Set down each record below precisely, skipping the pictures.

[BEGIN Supplied records]

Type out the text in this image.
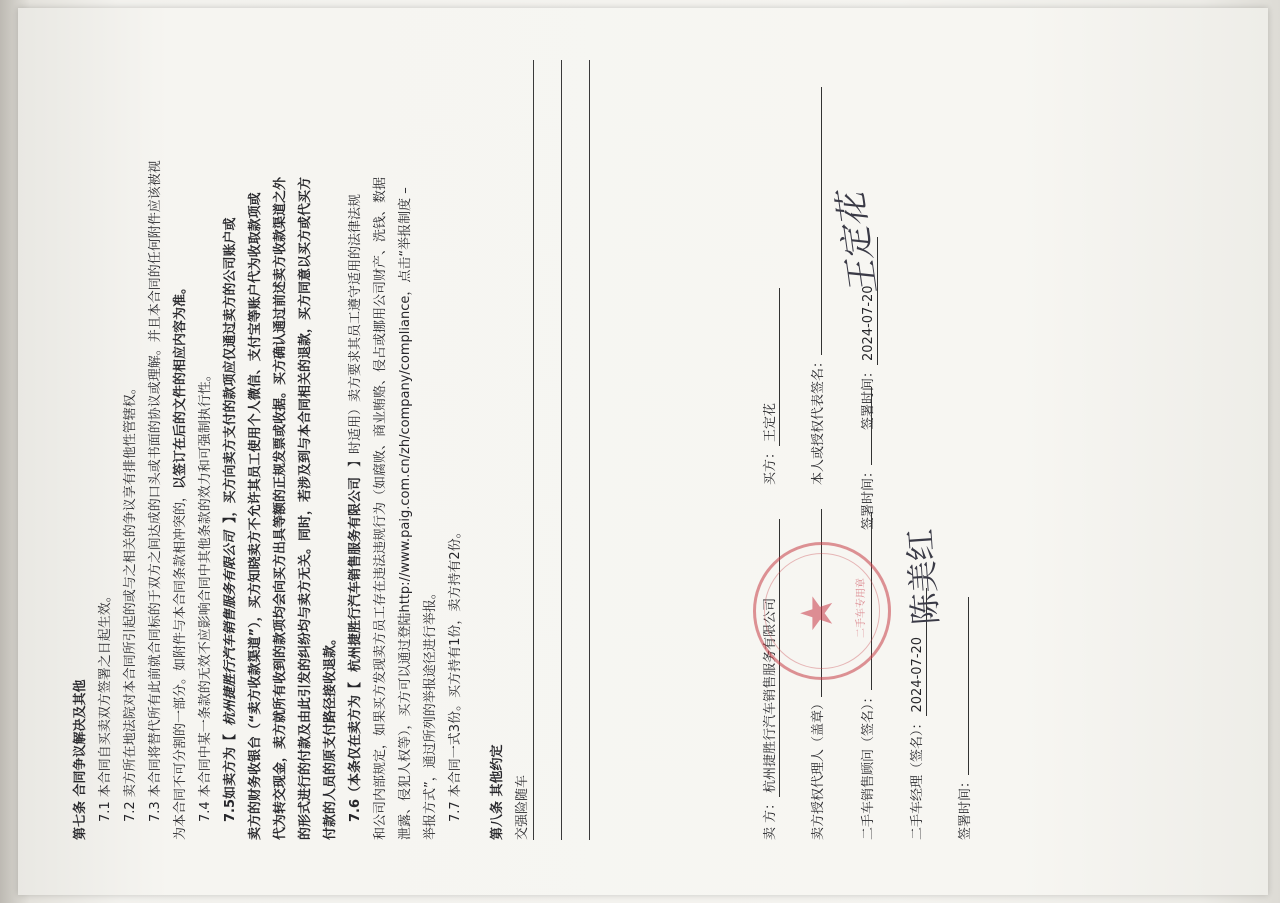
第七条 合同争议解决及其他 7.1 本合同自买卖双方签署之日起生效。 7.2 卖方所在地法院对本合同所引起的或与之相关的争议享有排他性管辖权。 7.3 本合同将替代所有此前就合同标的于双方之间达成的口头或书面的协议或理解。并且本合同的任何附件应该被视 为本合同不可分割的一部分。如附件与本合同条款相冲突的，以签订在后的文件的相应内容为准。 7.4 本合同中某一条款的无效不应影响合同中其他条款的效力和可强制执行性。 7.5如卖方为【杭州捷胜行汽车销售服务有限公司】，买方向卖方支付的款项应仅通过卖方的公司账户或 卖方的财务收银台（“卖方收款渠道”），买方知晓卖方不允许其员工使用个人微信、支付宝等账户代为收取款项或 代为转交现金，卖方就所有收到的款项均会向买方出具等额的正规发票或收据。买方确认通过前述卖方收款渠道之外 的形式进行的付款及由此引发的纠纷均与卖方无关。同时，若涉及到与本合同相关的退款，买方同意以买方或代买方 付款的人员的原支付路径接收退款。 7.6（本条仅在卖方为【杭州捷胜行汽车销售服务有限公司】时适用）卖方要求其员工遵守适用的法律法规 和公司内部规定，如果买方发现卖方员工存在违法违规行为（如腐败、商业贿赂、侵占或挪用公司财产、洗钱、数据 泄露、侵犯人权等），买方可以通过登陆http://www.paig.com.cn/zh/company/compliance，点击“举报制度 – 举报方式”，通过所列的举报途径进行举报。 7.7 本合同一式3份。买方持有1份，卖方持有2份。 第八条 其他约定 交强险随车	卖 方：杭州捷胜行汽车销售服务有限公司
买方：王定花
卖方授权代理人（盖章）
本人或授权代表签名：
二手车销售顾问（签名）：
签署时间：
签署时间：2024-07-20
二手车经理（签名）：2024-07-20
签署时间：
陈美红
王定花
★	二手车专用章
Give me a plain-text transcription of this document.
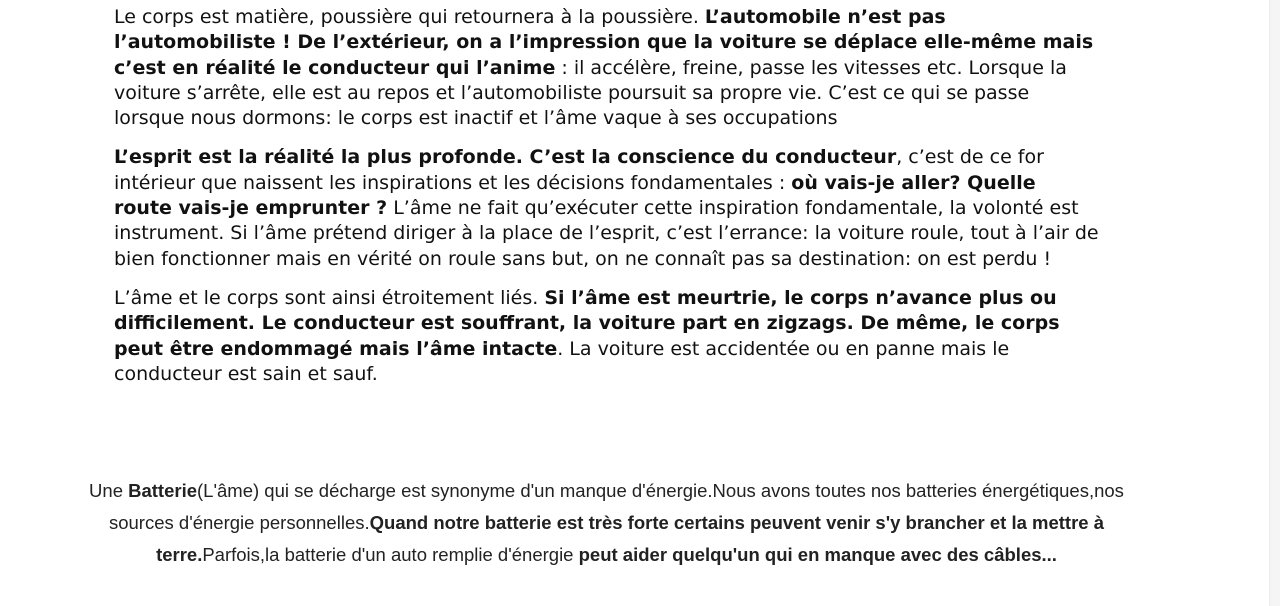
Le corps est matière, poussière qui retournera à la poussière. L’automobile n’est pas l’automobiliste ! De l’extérieur, on a l’impression que la voiture se déplace elle-même mais c’est en réalité le conducteur qui l’anime : il accélère, freine, passe les vitesses etc. Lorsque la voiture s’arrête, elle est au repos et l’automobiliste poursuit sa propre vie. C’est ce qui se passe lorsque nous dormons: le corps est inactif et l’âme vaque à ses occupations

L’esprit est la réalité la plus profonde. C’est la conscience du conducteur, c’est de ce for intérieur que naissent les inspirations et les décisions fondamentales : où vais-je aller? Quelle route vais-je emprunter ? L’âme ne fait qu’exécuter cette inspiration fondamentale, la volonté est instrument. Si l’âme prétend diriger à la place de l’esprit, c’est l’errance: la voiture roule, tout à l’air de bien fonctionner mais en vérité on roule sans but, on ne connaît pas sa destination: on est perdu !

L’âme et le corps sont ainsi étroitement liés. Si l’âme est meurtrie, le corps n’avance plus ou difficilement. Le conducteur est souffrant, la voiture part en zigzags. De même, le corps peut être endommagé mais l’âme intacte. La voiture est accidentée ou en panne mais le conducteur est sain et sauf.

Une Batterie(L'âme) qui se décharge est synonyme d'un manque d'énergie.Nous avons toutes nos batteries énergétiques,nos sources d'énergie personnelles.Quand notre batterie est très forte certains peuvent venir s'y brancher et la mettre à terre.Parfois,la batterie d'un auto remplie d'énergie peut aider quelqu'un qui en manque avec des câbles...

[END Supplied records]

_Expected answer:_
Type out the text in this image.
第七条 合同争议解决及其他 7.1 本合同自买卖双方签署之日起生效。 7.2 卖方所在地法院对本合同所引起的或与之相关的争议享有排他性管辖权。 7.3 本合同将替代所有此前就合同标的于双方之间达成的口头或书面的协议或理解。并且本合同的任何附件应该被视 为本合同不可分割的一部分。如附件与本合同条款相冲突的，以签订在后的文件的相应内容为准。 7.4 本合同中某一条款的无效不应影响合同中其他条款的效力和可强制执行性。 7.5如卖方为【杭州捷胜行汽车销售服务有限公司】，买方向卖方支付的款项应仅通过卖方的公司账户或 卖方的财务收银台（“卖方收款渠道”），买方知晓卖方不允许其员工使用个人微信、支付宝等账户代为收取款项或 代为转交现金，卖方就所有收到的款项均会向买方出具等额的正规发票或收据。买方确认通过前述卖方收款渠道之外 的形式进行的付款及由此引发的纠纷均与卖方无关。同时，若涉及到与本合同相关的退款，买方同意以买方或代买方 付款的人员的原支付路径接收退款。 7.6（本条仅在卖方为【杭州捷胜行汽车销售服务有限公司】时适用）卖方要求其员工遵守适用的法律法规 和公司内部规定，如果买方发现卖方员工存在违法违规行为（如腐败、商业贿赂、侵占或挪用公司财产、洗钱、数据 泄露、侵犯人权等），买方可以通过登陆http://www.paig.com.cn/zh/company/compliance，点击“举报制度 – 举报方式”，通过所列的举报途径进行举报。 7.7 本合同一式3份。买方持有1份，卖方持有2份。 第八条 其他约定 交强险随车	卖 方：杭州捷胜行汽车销售服务有限公司
买方：王定花
卖方授权代理人（盖章）
本人或授权代表签名：
二手车销售顾问（签名）：
签署时间：
签署时间：2024-07-20
二手车经理（签名）：2024-07-20
签署时间：
陈美红
王定花
★	二手车专用章
Give me a plain-text transcription of this document.
Le corps est matière, poussière qui retournera à la poussière. L’automobile n’est pas l’automobiliste ! De l’extérieur, on a l’impression que la voiture se déplace elle-même mais c’est en réalité le conducteur qui l’anime : il accélère, freine, passe les vitesses etc. Lorsque la voiture s’arrête, elle est au repos et l’automobiliste poursuit sa propre vie. C’est ce qui se passe lorsque nous dormons: le corps est inactif et l’âme vaque à ses occupations

L’esprit est la réalité la plus profonde. C’est la conscience du conducteur, c’est de ce for intérieur que naissent les inspirations et les décisions fondamentales : où vais-je aller? Quelle route vais-je emprunter ? L’âme ne fait qu’exécuter cette inspiration fondamentale, la volonté est instrument. Si l’âme prétend diriger à la place de l’esprit, c’est l’errance: la voiture roule, tout à l’air de bien fonctionner mais en vérité on roule sans but, on ne connaît pas sa destination: on est perdu !

L’âme et le corps sont ainsi étroitement liés. Si l’âme est meurtrie, le corps n’avance plus ou difficilement. Le conducteur est souffrant, la voiture part en zigzags. De même, le corps peut être endommagé mais l’âme intacte. La voiture est accidentée ou en panne mais le conducteur est sain et sauf.

Une Batterie(L'âme) qui se décharge est synonyme d'un manque d'énergie.Nous avons toutes nos batteries énergétiques,nos sources d'énergie personnelles.Quand notre batterie est très forte certains peuvent venir s'y brancher et la mettre à terre.Parfois,la batterie d'un auto remplie d'énergie peut aider quelqu'un qui en manque avec des câbles...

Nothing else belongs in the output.